YOUR GOAL: Scan the data below. Pull out each line where "vitamin" occurs.

DATASET:
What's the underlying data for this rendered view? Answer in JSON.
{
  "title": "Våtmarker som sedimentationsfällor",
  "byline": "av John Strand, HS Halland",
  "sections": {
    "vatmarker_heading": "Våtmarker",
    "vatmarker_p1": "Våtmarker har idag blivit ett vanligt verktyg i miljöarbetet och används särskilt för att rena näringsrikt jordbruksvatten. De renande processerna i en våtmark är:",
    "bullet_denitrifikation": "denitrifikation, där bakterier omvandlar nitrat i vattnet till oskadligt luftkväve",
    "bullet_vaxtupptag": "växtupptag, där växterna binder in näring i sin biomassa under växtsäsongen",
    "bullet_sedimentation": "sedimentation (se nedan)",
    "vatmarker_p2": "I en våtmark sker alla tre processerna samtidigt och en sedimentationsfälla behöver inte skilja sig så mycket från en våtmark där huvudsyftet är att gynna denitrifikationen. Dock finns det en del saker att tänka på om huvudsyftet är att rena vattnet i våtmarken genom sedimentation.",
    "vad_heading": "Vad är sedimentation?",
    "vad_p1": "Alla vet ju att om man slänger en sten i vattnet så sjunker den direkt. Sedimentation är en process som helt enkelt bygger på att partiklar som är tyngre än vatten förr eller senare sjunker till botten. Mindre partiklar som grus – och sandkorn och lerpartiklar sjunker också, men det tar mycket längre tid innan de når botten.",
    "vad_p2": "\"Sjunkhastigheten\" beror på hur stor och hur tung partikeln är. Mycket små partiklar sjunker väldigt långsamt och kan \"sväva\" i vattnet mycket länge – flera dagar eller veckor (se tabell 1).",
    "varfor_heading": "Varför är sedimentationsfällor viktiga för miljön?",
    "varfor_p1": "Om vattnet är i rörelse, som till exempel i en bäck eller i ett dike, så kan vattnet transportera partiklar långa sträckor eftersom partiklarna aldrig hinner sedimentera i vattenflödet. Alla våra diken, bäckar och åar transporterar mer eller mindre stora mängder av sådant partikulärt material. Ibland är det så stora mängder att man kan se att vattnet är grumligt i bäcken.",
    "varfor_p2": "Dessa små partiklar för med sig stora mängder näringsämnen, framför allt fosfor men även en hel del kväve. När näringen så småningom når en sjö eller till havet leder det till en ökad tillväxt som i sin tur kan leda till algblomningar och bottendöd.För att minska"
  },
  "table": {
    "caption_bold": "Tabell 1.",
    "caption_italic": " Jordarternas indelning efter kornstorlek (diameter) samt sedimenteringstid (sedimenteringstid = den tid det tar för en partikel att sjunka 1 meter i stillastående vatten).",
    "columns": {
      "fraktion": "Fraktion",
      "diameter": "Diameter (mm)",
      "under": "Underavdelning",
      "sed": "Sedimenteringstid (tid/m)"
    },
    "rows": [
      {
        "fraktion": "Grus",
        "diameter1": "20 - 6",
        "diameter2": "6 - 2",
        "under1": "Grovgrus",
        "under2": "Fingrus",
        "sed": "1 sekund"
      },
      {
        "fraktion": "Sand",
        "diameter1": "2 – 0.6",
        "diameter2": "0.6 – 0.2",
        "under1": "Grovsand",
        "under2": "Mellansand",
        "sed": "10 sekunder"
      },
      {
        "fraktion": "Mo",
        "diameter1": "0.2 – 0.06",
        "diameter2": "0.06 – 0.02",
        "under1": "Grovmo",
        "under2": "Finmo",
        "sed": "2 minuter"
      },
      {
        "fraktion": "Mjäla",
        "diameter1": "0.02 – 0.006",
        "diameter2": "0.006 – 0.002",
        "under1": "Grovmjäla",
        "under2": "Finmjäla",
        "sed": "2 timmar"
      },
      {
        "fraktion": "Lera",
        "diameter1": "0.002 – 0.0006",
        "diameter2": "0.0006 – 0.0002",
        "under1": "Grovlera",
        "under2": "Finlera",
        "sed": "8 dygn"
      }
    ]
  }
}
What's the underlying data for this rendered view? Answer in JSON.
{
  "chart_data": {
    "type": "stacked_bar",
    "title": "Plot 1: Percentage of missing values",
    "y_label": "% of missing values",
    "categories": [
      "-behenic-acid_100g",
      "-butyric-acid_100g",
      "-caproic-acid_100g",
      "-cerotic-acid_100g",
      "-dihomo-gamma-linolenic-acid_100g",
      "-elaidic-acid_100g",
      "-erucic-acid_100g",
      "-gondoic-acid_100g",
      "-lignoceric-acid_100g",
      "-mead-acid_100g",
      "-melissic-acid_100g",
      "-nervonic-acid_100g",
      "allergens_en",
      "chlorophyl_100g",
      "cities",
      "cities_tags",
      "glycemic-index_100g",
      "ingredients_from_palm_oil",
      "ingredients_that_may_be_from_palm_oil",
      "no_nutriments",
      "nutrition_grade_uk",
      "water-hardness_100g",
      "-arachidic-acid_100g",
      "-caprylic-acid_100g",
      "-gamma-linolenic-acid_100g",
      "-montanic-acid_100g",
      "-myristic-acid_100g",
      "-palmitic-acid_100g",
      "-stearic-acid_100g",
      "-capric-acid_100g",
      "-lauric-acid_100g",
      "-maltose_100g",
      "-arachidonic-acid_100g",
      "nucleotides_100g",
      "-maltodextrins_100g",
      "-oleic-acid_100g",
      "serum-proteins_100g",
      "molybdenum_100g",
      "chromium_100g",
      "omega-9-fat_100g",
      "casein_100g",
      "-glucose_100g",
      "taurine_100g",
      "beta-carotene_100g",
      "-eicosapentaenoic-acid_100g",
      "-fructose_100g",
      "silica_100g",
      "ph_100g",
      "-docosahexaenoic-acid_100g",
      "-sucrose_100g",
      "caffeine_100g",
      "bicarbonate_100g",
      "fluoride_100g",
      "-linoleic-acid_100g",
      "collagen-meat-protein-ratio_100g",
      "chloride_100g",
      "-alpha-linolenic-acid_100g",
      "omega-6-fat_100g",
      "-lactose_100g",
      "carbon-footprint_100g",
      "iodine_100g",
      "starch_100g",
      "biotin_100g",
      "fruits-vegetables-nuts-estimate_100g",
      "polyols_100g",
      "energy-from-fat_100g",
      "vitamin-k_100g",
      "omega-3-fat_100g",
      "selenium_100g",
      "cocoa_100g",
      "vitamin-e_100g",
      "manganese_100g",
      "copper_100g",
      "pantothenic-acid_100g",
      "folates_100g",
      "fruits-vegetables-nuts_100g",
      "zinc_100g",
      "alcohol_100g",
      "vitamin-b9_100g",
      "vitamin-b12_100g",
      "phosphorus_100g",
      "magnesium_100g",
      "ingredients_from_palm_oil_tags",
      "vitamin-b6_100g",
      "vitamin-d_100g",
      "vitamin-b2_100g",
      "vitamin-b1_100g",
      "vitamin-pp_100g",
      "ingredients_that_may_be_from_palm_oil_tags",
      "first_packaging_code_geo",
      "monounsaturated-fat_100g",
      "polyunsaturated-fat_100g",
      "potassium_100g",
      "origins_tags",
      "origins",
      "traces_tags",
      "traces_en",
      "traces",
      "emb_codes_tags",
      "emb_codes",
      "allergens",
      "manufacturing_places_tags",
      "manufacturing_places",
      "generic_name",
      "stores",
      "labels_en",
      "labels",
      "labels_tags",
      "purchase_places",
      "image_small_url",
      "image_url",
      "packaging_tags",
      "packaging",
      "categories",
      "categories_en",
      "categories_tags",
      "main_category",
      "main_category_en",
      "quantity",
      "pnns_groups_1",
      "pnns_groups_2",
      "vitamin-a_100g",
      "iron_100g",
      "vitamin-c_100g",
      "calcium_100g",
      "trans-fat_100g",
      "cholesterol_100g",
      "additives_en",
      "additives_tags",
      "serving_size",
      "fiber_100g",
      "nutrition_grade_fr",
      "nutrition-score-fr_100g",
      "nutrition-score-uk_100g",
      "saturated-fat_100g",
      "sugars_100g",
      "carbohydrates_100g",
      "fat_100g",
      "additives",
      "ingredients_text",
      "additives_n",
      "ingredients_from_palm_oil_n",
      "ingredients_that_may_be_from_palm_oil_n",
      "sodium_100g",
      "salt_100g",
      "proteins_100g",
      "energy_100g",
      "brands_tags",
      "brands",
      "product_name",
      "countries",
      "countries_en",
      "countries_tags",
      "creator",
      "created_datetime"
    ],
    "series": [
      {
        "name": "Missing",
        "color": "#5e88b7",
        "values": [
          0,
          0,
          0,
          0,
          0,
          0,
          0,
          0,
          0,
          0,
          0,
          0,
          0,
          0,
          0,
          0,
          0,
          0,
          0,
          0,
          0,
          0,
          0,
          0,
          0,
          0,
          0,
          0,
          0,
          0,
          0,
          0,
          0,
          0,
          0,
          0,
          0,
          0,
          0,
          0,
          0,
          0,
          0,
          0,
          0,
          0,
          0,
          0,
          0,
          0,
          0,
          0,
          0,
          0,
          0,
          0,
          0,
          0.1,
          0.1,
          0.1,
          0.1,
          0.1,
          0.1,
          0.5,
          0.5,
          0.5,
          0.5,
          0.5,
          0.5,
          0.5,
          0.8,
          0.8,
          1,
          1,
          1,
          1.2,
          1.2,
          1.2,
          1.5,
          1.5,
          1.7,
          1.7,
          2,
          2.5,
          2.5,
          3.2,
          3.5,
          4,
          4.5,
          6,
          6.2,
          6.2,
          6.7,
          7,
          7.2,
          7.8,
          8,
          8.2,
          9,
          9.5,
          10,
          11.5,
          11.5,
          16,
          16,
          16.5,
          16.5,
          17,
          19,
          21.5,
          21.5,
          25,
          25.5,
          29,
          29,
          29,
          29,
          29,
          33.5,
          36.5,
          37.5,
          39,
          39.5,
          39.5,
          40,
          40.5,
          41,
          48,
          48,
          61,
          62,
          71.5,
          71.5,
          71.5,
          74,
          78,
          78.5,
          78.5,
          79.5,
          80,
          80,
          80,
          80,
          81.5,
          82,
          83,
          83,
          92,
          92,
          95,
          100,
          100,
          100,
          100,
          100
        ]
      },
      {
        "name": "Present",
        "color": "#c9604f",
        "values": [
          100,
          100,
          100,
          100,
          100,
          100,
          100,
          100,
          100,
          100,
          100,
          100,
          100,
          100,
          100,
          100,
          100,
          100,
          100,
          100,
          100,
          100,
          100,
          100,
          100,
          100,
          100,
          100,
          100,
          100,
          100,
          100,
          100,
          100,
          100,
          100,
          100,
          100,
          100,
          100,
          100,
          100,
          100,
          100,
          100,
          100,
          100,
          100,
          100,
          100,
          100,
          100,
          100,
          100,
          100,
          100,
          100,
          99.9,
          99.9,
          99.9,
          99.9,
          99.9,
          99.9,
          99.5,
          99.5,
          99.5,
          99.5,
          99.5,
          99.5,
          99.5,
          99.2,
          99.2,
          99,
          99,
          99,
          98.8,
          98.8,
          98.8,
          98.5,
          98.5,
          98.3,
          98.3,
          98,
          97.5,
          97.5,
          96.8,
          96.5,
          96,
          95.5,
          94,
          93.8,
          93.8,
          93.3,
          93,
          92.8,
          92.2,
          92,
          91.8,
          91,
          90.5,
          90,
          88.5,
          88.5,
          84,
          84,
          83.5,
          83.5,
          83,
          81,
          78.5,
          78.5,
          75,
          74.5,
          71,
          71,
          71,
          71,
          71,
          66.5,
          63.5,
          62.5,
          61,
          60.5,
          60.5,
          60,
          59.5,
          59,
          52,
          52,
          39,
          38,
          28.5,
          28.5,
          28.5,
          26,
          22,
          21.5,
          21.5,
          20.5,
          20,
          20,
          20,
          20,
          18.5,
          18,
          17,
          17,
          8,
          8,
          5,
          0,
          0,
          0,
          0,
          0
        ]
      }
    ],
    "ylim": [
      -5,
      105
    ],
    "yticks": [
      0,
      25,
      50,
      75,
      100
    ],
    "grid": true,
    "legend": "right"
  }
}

ANSWER:
      "vitamin-k_100g",
      "vitamin-e_100g",
      "vitamin-b9_100g",
      "vitamin-b12_100g",
      "vitamin-b6_100g",
      "vitamin-d_100g",
      "vitamin-b2_100g",
      "vitamin-b1_100g",
      "vitamin-pp_100g",
      "vitamin-a_100g",
      "vitamin-c_100g",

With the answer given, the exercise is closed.